>> Start RECORD LIST

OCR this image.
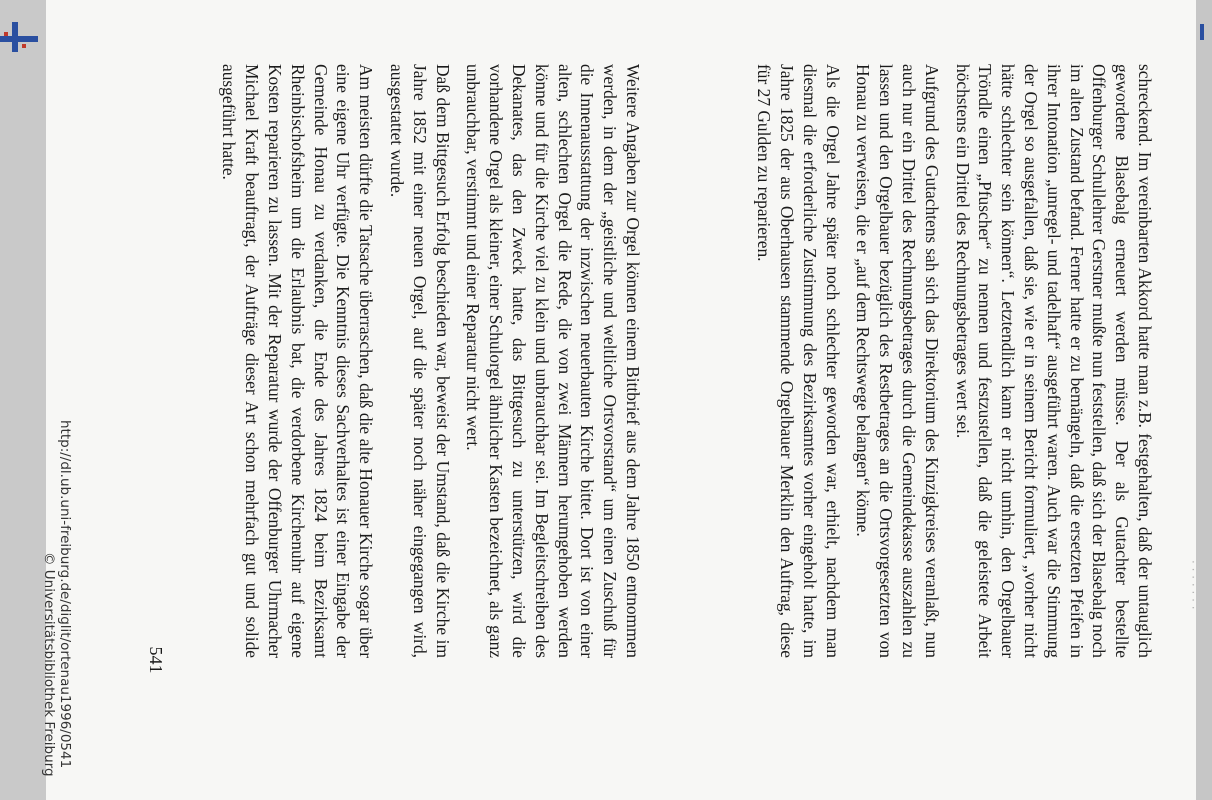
· · · · · · ·

schreckend. Im vereinbarten Akkord hatte man z.B. festgehalten, daß der untauglich gewordene Blasebalg erneuert werden müsse. Der als Gutachter bestellte Offenburger Schullehrer Gerstner mußte nun feststellen, daß sich der Blasebalg noch im alten Zustand befand. Ferner hatte er zu bemängeln, daß die ersetzten Pfeifen in ihrer Intonation „unregel- und tadelhaft“ ausgeführt waren. Auch war die Stimmung der Orgel so ausgefallen, daß sie, wie er in seinem Bericht formuliert, „vorher nicht hätte schlechter sein können“. Letztendlich kann er nicht umhin, den Orgelbauer Tröndle einen „Pfuscher“ zu nennen und festzustellen, daß die geleistete Arbeit höchstens ein Drittel des Rechnungsbetrages wert sei.

Aufgrund des Gutachtens sah sich das Direktorium des Kinzigkreises veranlaßt, nun auch nur ein Drittel des Rechnungsbetrages durch die Gemeindekasse auszahlen zu lassen und den Orgelbauer bezüglich des Restbetrages an die Ortsvorgesetzten von Honau zu verweisen, die er „auf dem Rechtswege belangen“ könne.

Als die Orgel Jahre später noch schlechter geworden war, erhielt, nachdem man diesmal die erforderliche Zustimmung des Bezirksamtes vorher eingeholt hatte, im Jahre 1825 der aus Oberhausen stammende Orgelbauer Merklin den Auftrag, diese für 27 Gulden zu reparieren.

Weitere Angaben zur Orgel können einem Bittbrief aus dem Jahre 1850 entnommen werden, in dem der „geistliche und weltliche Ortsvorstand“ um einen Zuschuß für die Innenausstattung der inzwischen neuerbauten Kirche bittet. Dort ist von einer alten, schlechten Orgel die Rede, die von zwei Männern herumgehoben werden könne und für die Kirche viel zu klein und unbrauchbar sei. Im Begleitschreiben des Dekanates, das den Zweck hatte, das Bittgesuch zu unterstützen, wird die vorhandene Orgel als kleiner, einer Schulorgel ähnlicher Kasten bezeichnet, als ganz unbrauchbar, verstimmt und einer Reparatur nicht wert.

Daß dem Bittgesuch Erfolg beschieden war, beweist der Umstand, daß die Kirche im Jahre 1852 mit einer neuen Orgel, auf die später noch näher eingegangen wird, ausgestattet wurde.

Am meisten dürfte die Tatsache überraschen, daß die alte Honauer Kirche sogar über eine eigene Uhr verfügte. Die Kenntnis dieses Sachverhaltes ist einer Eingabe der Gemeinde Honau zu verdanken, die Ende des Jahres 1824 beim Bezirksamt Rheinbischofsheim um die Erlaubnis bat, die verdorbene Kirchenuhr auf eigene Kosten reparieren zu lassen. Mit der Reparatur wurde der Offenburger Uhrmacher Michael Kraft beauftragt, der Aufträge dieser Art schon mehrfach gut und solide ausgeführt hatte.

541
http://dl.ub.uni-freiburg.de/diglit/ortenau1996/0541
© Universitätsbibliothek Freiburg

>> End RECORD LIST

DESCRIPTION OF THE TASK —
Pick every line with "Honau" in it and copy it.

CORRECT RESPONSE —
Aufgrund des Gutachtens sah sich das Direktorium des Kinzigkreises veranlaßt, nun auch nur ein Drittel des Rechnungsbetrages durch die Gemeindekasse auszahlen zu lassen und den Orgelbauer bezüglich des Restbetrages an die Ortsvorgesetzten von Honau zu verweisen, die er „auf dem Rechtswege belangen“ könne.
Am meisten dürfte die Tatsache überraschen, daß die alte Honauer Kirche sogar über eine eigene Uhr verfügte. Die Kenntnis dieses Sachverhaltes ist einer Eingabe der Gemeinde Honau zu verdanken, die Ende des Jahres 1824 beim Bezirksamt Rheinbischofsheim um die Erlaubnis bat, die verdorbene Kirchenuhr auf eigene Kosten reparieren zu lassen. Mit der Reparatur wurde der Offenburger Uhrmacher Michael Kraft beauftragt, der Aufträge dieser Art schon mehrfach gut und solide ausgeführt hatte.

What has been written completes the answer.